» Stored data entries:
# # #
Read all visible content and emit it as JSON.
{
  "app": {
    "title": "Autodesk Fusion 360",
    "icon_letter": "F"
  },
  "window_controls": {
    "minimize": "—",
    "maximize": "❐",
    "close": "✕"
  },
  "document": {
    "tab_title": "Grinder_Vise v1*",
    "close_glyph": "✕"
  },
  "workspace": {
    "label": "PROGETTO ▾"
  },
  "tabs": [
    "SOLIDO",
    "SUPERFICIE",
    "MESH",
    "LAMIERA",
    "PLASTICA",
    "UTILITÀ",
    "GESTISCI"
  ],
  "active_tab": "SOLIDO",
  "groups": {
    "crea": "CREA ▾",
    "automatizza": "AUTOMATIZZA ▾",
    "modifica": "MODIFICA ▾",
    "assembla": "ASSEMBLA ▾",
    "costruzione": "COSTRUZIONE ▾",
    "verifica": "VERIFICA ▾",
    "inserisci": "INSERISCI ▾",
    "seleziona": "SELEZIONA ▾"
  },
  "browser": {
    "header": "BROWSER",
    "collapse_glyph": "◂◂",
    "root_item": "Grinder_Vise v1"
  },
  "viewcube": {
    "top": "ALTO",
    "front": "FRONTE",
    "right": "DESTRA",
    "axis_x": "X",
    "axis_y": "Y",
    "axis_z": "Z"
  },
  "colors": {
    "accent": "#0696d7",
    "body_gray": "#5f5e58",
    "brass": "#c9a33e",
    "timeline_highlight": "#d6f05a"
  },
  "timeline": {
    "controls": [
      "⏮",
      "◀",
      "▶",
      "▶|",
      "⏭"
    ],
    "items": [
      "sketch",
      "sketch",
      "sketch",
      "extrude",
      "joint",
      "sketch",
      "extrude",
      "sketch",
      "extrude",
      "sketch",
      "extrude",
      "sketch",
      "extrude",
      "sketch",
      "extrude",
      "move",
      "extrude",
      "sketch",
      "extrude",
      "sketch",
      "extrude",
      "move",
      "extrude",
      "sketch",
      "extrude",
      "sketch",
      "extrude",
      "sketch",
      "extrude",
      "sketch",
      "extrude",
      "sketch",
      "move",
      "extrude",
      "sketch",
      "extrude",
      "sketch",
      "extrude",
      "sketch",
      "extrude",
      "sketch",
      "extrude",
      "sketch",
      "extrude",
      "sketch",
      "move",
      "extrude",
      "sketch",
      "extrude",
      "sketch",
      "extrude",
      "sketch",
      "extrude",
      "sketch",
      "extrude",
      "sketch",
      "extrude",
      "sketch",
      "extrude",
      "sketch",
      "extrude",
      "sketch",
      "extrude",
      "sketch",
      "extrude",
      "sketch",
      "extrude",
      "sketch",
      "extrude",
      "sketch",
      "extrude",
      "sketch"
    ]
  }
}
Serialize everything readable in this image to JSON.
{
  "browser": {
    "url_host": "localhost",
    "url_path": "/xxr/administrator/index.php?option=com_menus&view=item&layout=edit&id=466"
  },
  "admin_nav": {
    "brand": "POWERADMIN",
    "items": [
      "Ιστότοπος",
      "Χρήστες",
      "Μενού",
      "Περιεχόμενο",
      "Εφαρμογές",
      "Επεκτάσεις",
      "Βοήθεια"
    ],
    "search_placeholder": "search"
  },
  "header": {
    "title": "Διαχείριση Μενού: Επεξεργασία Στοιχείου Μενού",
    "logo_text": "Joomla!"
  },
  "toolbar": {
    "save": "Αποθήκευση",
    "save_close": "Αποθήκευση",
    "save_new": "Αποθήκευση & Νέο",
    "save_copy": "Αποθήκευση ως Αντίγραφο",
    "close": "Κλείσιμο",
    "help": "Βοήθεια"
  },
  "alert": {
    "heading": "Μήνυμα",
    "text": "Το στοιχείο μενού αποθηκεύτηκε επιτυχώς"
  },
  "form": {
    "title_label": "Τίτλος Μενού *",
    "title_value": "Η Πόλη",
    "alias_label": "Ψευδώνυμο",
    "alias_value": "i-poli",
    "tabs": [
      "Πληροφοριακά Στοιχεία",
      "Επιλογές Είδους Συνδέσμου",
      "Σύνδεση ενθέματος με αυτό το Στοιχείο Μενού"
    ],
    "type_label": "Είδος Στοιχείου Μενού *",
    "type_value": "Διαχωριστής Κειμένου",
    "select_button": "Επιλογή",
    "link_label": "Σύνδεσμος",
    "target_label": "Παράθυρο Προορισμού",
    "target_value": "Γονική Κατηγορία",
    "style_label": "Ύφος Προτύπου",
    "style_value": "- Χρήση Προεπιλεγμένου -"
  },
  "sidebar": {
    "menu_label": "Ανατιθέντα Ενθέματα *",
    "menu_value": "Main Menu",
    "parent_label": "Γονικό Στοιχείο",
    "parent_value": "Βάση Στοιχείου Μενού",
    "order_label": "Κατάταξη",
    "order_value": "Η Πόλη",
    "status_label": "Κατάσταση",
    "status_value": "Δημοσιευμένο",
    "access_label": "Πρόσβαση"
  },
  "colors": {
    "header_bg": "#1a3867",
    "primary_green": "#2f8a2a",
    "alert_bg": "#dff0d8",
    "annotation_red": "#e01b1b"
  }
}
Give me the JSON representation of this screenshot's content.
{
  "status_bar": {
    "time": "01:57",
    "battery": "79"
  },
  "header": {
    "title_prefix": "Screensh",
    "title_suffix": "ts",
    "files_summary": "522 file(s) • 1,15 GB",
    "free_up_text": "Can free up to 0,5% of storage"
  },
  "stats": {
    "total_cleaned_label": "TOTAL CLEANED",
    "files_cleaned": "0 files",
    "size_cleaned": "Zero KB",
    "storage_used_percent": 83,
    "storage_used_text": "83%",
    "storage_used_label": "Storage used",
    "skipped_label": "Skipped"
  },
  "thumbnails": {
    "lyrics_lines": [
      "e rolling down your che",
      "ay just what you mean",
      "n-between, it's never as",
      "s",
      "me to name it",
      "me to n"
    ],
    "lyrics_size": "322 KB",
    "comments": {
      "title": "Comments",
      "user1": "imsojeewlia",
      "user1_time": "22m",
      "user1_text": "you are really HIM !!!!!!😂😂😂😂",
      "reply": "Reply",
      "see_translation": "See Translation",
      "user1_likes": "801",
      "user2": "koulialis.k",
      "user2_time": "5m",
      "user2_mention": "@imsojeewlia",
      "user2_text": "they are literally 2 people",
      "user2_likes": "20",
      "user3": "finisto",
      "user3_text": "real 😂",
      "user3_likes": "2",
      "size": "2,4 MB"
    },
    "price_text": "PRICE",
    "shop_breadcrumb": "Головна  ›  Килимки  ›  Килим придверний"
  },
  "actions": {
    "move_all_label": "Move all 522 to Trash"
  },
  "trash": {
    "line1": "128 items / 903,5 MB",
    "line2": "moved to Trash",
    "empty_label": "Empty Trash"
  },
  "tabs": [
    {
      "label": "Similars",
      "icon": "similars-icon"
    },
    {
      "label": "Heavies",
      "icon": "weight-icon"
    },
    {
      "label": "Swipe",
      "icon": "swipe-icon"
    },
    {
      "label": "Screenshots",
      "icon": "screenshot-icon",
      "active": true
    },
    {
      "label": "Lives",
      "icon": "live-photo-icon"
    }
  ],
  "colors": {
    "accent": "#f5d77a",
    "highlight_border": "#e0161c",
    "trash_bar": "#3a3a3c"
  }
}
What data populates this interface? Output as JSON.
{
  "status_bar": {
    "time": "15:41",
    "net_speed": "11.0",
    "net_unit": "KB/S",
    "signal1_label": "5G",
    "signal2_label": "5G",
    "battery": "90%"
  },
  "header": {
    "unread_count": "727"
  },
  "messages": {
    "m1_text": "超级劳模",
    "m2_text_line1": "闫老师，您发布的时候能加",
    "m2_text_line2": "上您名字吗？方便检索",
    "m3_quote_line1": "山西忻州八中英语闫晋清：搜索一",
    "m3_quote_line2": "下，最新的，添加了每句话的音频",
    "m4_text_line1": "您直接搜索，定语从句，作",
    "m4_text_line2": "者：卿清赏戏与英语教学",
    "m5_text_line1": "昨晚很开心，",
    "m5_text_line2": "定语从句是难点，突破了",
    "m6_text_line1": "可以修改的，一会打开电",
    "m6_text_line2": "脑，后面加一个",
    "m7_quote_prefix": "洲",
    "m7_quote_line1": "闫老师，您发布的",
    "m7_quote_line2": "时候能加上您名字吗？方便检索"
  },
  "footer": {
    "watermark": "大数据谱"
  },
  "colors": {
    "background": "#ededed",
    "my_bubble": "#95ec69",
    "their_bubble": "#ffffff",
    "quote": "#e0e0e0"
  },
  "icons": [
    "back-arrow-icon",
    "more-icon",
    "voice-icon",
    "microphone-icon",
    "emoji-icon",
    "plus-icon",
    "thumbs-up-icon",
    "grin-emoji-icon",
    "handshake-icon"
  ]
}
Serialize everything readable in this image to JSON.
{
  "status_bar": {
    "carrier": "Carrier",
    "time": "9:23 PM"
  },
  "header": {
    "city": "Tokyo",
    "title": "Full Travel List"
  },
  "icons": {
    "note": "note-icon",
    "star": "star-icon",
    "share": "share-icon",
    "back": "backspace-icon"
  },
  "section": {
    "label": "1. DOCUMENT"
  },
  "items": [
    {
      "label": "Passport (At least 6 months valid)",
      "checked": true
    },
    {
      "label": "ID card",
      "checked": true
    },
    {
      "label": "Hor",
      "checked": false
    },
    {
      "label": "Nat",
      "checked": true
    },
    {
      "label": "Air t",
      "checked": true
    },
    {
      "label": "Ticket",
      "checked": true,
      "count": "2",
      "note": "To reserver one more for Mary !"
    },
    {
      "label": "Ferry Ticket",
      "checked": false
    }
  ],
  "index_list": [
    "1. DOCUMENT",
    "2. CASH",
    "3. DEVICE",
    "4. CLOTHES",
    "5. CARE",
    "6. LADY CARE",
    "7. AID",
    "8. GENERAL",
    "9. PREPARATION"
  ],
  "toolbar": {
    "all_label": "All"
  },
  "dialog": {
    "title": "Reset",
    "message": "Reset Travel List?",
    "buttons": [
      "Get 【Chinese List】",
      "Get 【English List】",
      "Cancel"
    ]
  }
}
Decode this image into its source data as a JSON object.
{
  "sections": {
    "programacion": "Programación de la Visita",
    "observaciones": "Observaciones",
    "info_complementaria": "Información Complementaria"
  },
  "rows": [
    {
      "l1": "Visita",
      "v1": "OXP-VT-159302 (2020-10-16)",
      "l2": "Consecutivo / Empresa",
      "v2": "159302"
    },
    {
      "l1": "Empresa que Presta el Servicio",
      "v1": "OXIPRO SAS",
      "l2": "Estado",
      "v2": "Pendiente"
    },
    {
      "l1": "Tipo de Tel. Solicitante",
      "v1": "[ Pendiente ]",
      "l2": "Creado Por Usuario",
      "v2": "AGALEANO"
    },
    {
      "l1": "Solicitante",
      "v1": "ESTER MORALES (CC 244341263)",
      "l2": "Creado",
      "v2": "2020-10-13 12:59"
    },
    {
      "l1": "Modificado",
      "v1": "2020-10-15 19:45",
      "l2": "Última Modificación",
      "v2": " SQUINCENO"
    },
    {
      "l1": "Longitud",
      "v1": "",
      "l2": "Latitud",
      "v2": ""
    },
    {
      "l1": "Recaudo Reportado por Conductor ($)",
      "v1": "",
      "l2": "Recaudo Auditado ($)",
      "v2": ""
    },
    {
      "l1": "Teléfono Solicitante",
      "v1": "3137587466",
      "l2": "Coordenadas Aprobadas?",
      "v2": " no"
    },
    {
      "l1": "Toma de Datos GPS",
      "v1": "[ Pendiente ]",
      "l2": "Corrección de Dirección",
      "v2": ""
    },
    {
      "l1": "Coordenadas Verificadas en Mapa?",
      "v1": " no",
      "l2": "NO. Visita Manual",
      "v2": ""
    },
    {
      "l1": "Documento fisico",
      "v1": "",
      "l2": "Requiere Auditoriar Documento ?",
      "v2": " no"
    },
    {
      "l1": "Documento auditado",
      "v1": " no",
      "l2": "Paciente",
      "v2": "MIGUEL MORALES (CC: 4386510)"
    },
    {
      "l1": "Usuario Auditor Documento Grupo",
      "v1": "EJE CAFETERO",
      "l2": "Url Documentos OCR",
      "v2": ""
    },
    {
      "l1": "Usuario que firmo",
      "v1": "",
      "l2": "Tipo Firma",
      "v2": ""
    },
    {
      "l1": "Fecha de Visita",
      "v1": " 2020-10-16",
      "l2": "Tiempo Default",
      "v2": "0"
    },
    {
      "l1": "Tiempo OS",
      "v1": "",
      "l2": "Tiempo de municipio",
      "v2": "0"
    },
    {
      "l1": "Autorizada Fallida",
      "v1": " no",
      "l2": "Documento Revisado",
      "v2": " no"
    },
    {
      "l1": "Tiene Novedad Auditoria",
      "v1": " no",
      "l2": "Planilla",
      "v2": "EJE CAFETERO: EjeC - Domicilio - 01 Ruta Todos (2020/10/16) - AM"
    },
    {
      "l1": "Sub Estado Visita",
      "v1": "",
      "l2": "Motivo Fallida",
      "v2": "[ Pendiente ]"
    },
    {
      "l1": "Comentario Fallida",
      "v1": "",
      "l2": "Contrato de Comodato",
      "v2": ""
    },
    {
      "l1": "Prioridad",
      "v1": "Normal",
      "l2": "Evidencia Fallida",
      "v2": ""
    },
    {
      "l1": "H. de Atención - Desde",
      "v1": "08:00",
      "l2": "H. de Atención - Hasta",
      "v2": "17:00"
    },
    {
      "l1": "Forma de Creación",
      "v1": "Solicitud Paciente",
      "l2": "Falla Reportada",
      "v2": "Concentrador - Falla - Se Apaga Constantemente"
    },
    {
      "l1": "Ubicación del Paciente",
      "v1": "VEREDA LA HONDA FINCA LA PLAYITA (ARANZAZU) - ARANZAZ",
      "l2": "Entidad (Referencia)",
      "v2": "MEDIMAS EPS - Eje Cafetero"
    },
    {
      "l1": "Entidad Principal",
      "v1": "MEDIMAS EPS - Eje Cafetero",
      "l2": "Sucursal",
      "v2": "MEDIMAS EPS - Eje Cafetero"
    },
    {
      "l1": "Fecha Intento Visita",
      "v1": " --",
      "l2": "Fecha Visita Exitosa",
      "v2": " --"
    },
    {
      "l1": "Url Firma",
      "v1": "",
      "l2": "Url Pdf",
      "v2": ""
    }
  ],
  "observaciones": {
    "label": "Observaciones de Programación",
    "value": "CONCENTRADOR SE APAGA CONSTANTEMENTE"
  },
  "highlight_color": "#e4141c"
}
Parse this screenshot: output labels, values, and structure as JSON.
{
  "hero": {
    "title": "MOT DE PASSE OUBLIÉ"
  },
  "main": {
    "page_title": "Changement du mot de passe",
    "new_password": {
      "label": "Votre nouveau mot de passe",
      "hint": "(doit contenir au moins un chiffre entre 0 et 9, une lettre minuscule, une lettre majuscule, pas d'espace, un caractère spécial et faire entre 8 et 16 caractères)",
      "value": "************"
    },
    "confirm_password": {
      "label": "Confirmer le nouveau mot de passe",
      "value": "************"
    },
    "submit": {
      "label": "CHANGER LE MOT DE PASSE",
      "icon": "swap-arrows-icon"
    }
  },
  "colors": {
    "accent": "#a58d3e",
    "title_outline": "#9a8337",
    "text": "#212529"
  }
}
# # #
» WHAT IS NEEDED: For the listing above, identify each line bearing "this".

» TASK RESPONSE:
Serialize everything readable in this image to JSON.
Give me the JSON representation of this screenshot's content.
What data populates this interface? Output as JSON.
Serialize everything readable in this image to JSON.
Decode this image into its source data as a JSON object.
Parse this screenshot: output labels, values, and structure as JSON.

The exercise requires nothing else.